Short task: Separate out the lines that hold "values".

Information given:
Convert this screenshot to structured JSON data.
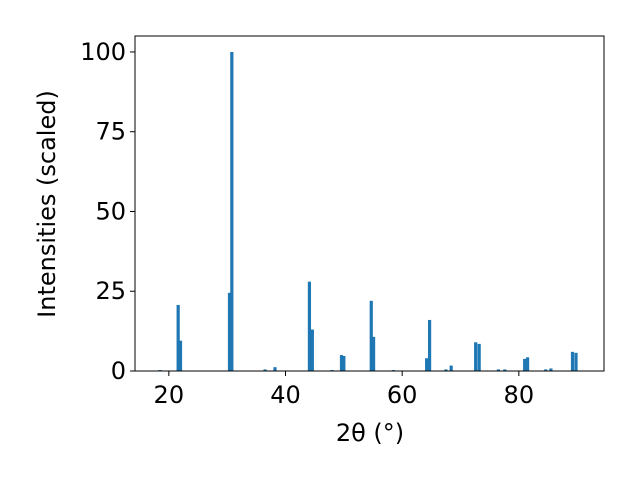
{
  "chart_data": {
    "type": "bar",
    "xlabel": "2θ (°)",
    "ylabel": "Intensities (scaled)",
    "x": [
      18.5,
      21.6,
      22.0,
      30.4,
      30.8,
      36.5,
      38.2,
      44.1,
      44.6,
      48.0,
      49.6,
      50.0,
      54.7,
      55.1,
      58.5,
      64.2,
      64.7,
      67.5,
      68.4,
      72.6,
      73.2,
      76.5,
      77.6,
      81.0,
      81.5,
      84.6,
      85.5,
      89.2,
      89.8
    ],
    "values": [
      0.3,
      20.7,
      9.5,
      24.5,
      100,
      0.5,
      1.2,
      28,
      13,
      0.3,
      5,
      4.7,
      22,
      10.7,
      0.3,
      4,
      16,
      0.5,
      1.7,
      9,
      8.5,
      0.5,
      0.5,
      3.8,
      4.3,
      0.5,
      0.8,
      6,
      5.7
    ],
    "color": "#1f77b4",
    "xlim": [
      14.2,
      94.6
    ],
    "xticks": [
      20,
      40,
      60,
      80
    ],
    "ylim": [
      0,
      105
    ],
    "yticks": [
      0,
      25,
      50,
      75,
      100
    ]
  }
}
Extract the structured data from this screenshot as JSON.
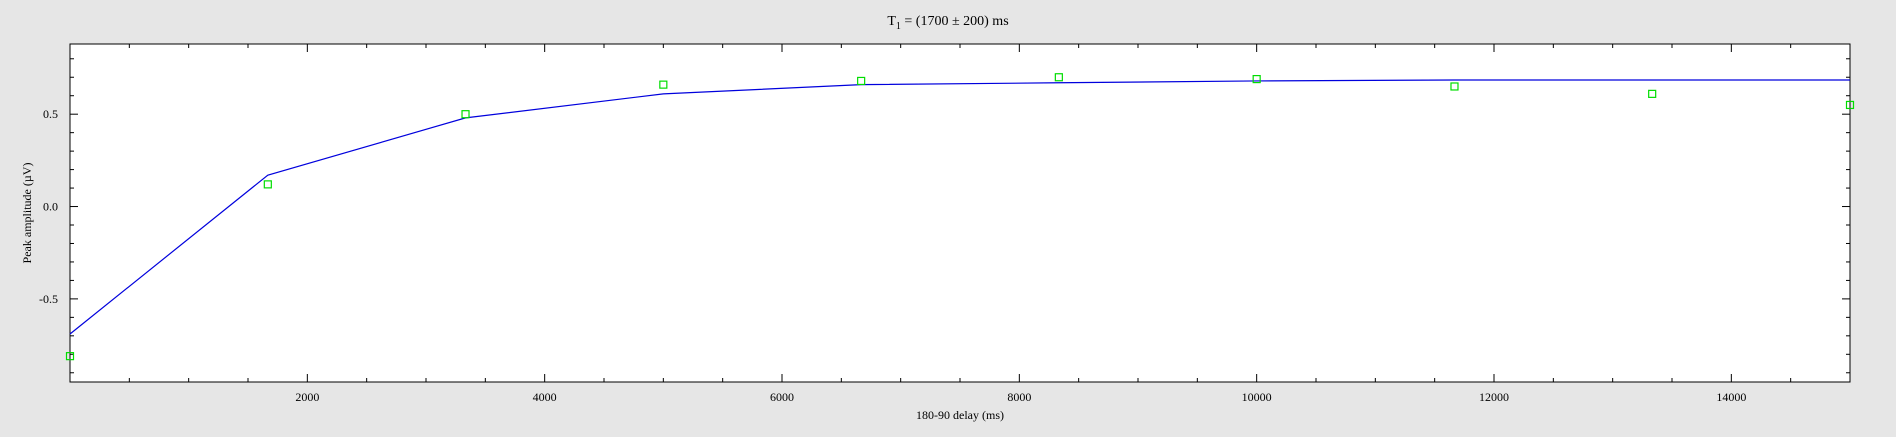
{
  "chart_data": {
    "type": "scatter",
    "title": {
      "prefix": "T",
      "subscript": "1",
      "suffix": " = (1700 ± 200) ms"
    },
    "xlabel": "180-90 delay (ms)",
    "ylabel": "Peak amplitude (µV)",
    "xlim": [
      0,
      15000
    ],
    "ylim": [
      -0.95,
      0.88
    ],
    "x_ticks": [
      2000,
      4000,
      6000,
      8000,
      10000,
      12000,
      14000
    ],
    "x_tick_labels": [
      "2000",
      "4000",
      "6000",
      "8000",
      "10000",
      "12000",
      "14000"
    ],
    "y_ticks": [
      -0.5,
      0.0,
      0.5
    ],
    "y_tick_labels": [
      "-0.5",
      "0.0",
      "0.5"
    ],
    "grid": false,
    "series": [
      {
        "kind": "points",
        "color": "#00dd00",
        "x": [
          0,
          1667,
          3333,
          5000,
          6667,
          8333,
          10000,
          11667,
          13333,
          15000
        ],
        "y": [
          -0.81,
          0.12,
          0.5,
          0.66,
          0.68,
          0.7,
          0.69,
          0.65,
          0.61,
          0.55
        ]
      },
      {
        "kind": "fit-line",
        "color": "#0000dd",
        "x": [
          0,
          1667,
          3333,
          5000,
          6667,
          8333,
          10000,
          11667,
          13333,
          15000
        ],
        "y": [
          -0.69,
          0.17,
          0.48,
          0.61,
          0.66,
          0.67,
          0.68,
          0.685,
          0.685,
          0.685
        ]
      }
    ]
  }
}
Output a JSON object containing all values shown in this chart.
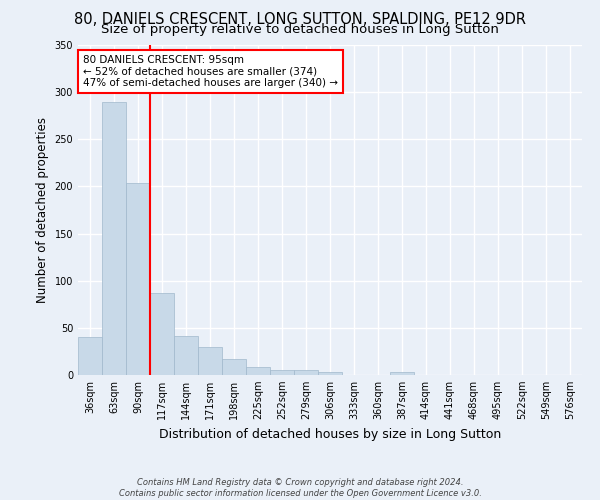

Answer to the exercise:
    "values": [
Output a JSON object containing all values shown in this chart.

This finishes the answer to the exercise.